RECORDED DATA
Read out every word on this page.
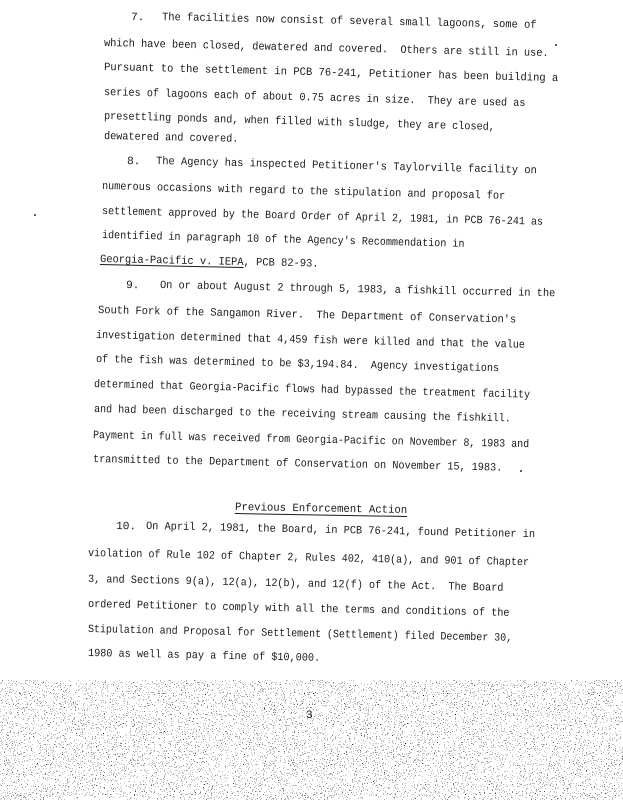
7. The facilities now consist of several small lagoons, some of
which have been closed, dewatered and covered.  Others are still in use.
Pursuant to the settlement in PCB 76-241, Petitioner has been building a
series of lagoons each of about 0.75 acres in size.  They are used as
presettling ponds and, when filled with sludge, they are closed,
dewatered and covered.
8. The Agency has inspected Petitioner's Taylorville facility on
numerous occasions with regard to the stipulation and proposal for
settlement approved by the Board Order of April 2, 1981, in PCB 76-241 as
identified in paragraph 10 of the Agency's Recommendation in
Georgia-Pacific v. IEPA, PCB 82-93.
9. On or about August 2 through 5, 1983, a fishkill occurred in the
South Fork of the Sangamon River.  The Department of Conservation's
investigation determined that 4,459 fish were killed and that the value
of the fish was determined to be $3,194.84.  Agency investigations
determined that Georgia-Pacific flows had bypassed the treatment facility
and had been discharged to the receiving stream causing the fishkill.
Payment in full was received from Georgia-Pacific on November 8, 1983 and
transmitted to the Department of Conservation on November 15, 1983.
Previous Enforcement Action
10. On April 2, 1981, the Board, in PCB 76-241, found Petitioner in
violation of Rule 102 of Chapter 2, Rules 402, 410(a), and 901 of Chapter
3, and Sections 9(a), 12(a), 12(b), and 12(f) of the Act.  The Board
ordered Petitioner to comply with all the terms and conditions of the
Stipulation and Proposal for Settlement (Settlement) filed December 30,
1980 as well as pay a fine of $10,000.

DIRECTIVE
Every line is to be duplicated exactly, though pictures stay out.

CORRECT OUTPUT
Read out every word on this page.
7. The facilities now consist of several small lagoons, some of
which have been closed, dewatered and covered.  Others are still in use.
Pursuant to the settlement in PCB 76-241, Petitioner has been building a
series of lagoons each of about 0.75 acres in size.  They are used as
presettling ponds and, when filled with sludge, they are closed,
dewatered and covered.
8. The Agency has inspected Petitioner's Taylorville facility on
numerous occasions with regard to the stipulation and proposal for
settlement approved by the Board Order of April 2, 1981, in PCB 76-241 as
identified in paragraph 10 of the Agency's Recommendation in
Georgia-Pacific v. IEPA, PCB 82-93.
9. On or about August 2 through 5, 1983, a fishkill occurred in the
South Fork of the Sangamon River.  The Department of Conservation's
investigation determined that 4,459 fish were killed and that the value
of the fish was determined to be $3,194.84.  Agency investigations
determined that Georgia-Pacific flows had bypassed the treatment facility
and had been discharged to the receiving stream causing the fishkill.
Payment in full was received from Georgia-Pacific on November 8, 1983 and
transmitted to the Department of Conservation on November 15, 1983.
Previous Enforcement Action
10. On April 2, 1981, the Board, in PCB 76-241, found Petitioner in
violation of Rule 102 of Chapter 2, Rules 402, 410(a), and 901 of Chapter
3, and Sections 9(a), 12(a), 12(b), and 12(f) of the Act.  The Board
ordered Petitioner to comply with all the terms and conditions of the
Stipulation and Proposal for Settlement (Settlement) filed December 30,
1980 as well as pay a fine of $10,000.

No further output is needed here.